#### Directive:
Write out every entry exactly as given, but omit the pictures.

Dataset entries
▬▬▬

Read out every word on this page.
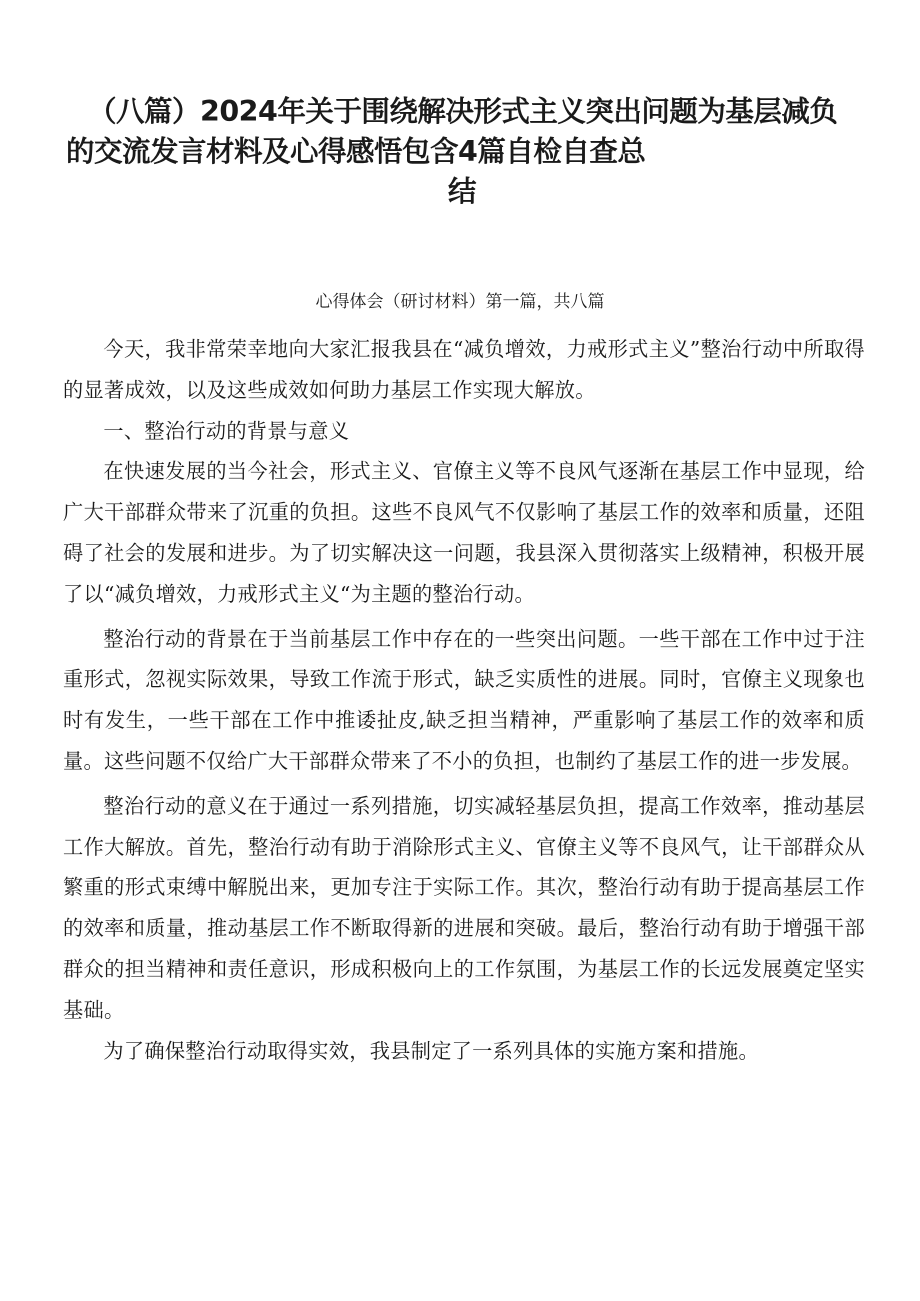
（八篇）2024年关于围绕解决形式主义突出问题为基层减负
的交流发言材料及心得感悟包含4篇自检自查总
结

心得体会（研讨材料）第一篇，共八篇

今天，我非常荣幸地向大家汇报我县在“减负增效，力戒形式主义”整治行动中所取得的显著成效，以及这些成效如何助力基层工作实现大解放。

一、整治行动的背景与意义

在快速发展的当今社会，形式主义、官僚主义等不良风气逐渐在基层工作中显现，给广大干部群众带来了沉重的负担。这些不良风气不仅影响了基层工作的效率和质量，还阻碍了社会的发展和进步。为了切实解决这一问题，我县深入贯彻落实上级精神，积极开展了以“减负增效，力戒形式主义“为主题的整治行动。

整治行动的背景在于当前基层工作中存在的一些突出问题。一些干部在工作中过于注重形式，忽视实际效果，导致工作流于形式，缺乏实质性的进展。同时，官僚主义现象也时有发生，一些干部在工作中推诿扯皮,缺乏担当精神，严重影响了基层工作的效率和质量。这些问题不仅给广大干部群众带来了不小的负担，也制约了基层工作的进一步发展。

整治行动的意义在于通过一系列措施，切实减轻基层负担，提高工作效率，推动基层工作大解放。首先，整治行动有助于消除形式主义、官僚主义等不良风气，让干部群众从繁重的形式束缚中解脱出来，更加专注于实际工作。其次，整治行动有助于提高基层工作的效率和质量，推动基层工作不断取得新的进展和突破。最后，整治行动有助于增强干部群众的担当精神和责任意识，形成积极向上的工作氛围，为基层工作的长远发展奠定坚实基础。

为了确保整治行动取得实效，我县制定了一系列具体的实施方案和措施。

▬▬▬

#### The reply:
Read out every word on this page.
（八篇）2024年关于围绕解决形式主义突出问题为基层减负
的交流发言材料及心得感悟包含4篇自检自查总
结

心得体会（研讨材料）第一篇，共八篇

今天，我非常荣幸地向大家汇报我县在“减负增效，力戒形式主义”整治行动中所取得的显著成效，以及这些成效如何助力基层工作实现大解放。

一、整治行动的背景与意义

在快速发展的当今社会，形式主义、官僚主义等不良风气逐渐在基层工作中显现，给广大干部群众带来了沉重的负担。这些不良风气不仅影响了基层工作的效率和质量，还阻碍了社会的发展和进步。为了切实解决这一问题，我县深入贯彻落实上级精神，积极开展了以“减负增效，力戒形式主义“为主题的整治行动。

整治行动的背景在于当前基层工作中存在的一些突出问题。一些干部在工作中过于注重形式，忽视实际效果，导致工作流于形式，缺乏实质性的进展。同时，官僚主义现象也时有发生，一些干部在工作中推诿扯皮,缺乏担当精神，严重影响了基层工作的效率和质量。这些问题不仅给广大干部群众带来了不小的负担，也制约了基层工作的进一步发展。

整治行动的意义在于通过一系列措施，切实减轻基层负担，提高工作效率，推动基层工作大解放。首先，整治行动有助于消除形式主义、官僚主义等不良风气，让干部群众从繁重的形式束缚中解脱出来，更加专注于实际工作。其次，整治行动有助于提高基层工作的效率和质量，推动基层工作不断取得新的进展和突破。最后，整治行动有助于增强干部群众的担当精神和责任意识，形成积极向上的工作氛围，为基层工作的长远发展奠定坚实基础。

为了确保整治行动取得实效，我县制定了一系列具体的实施方案和措施。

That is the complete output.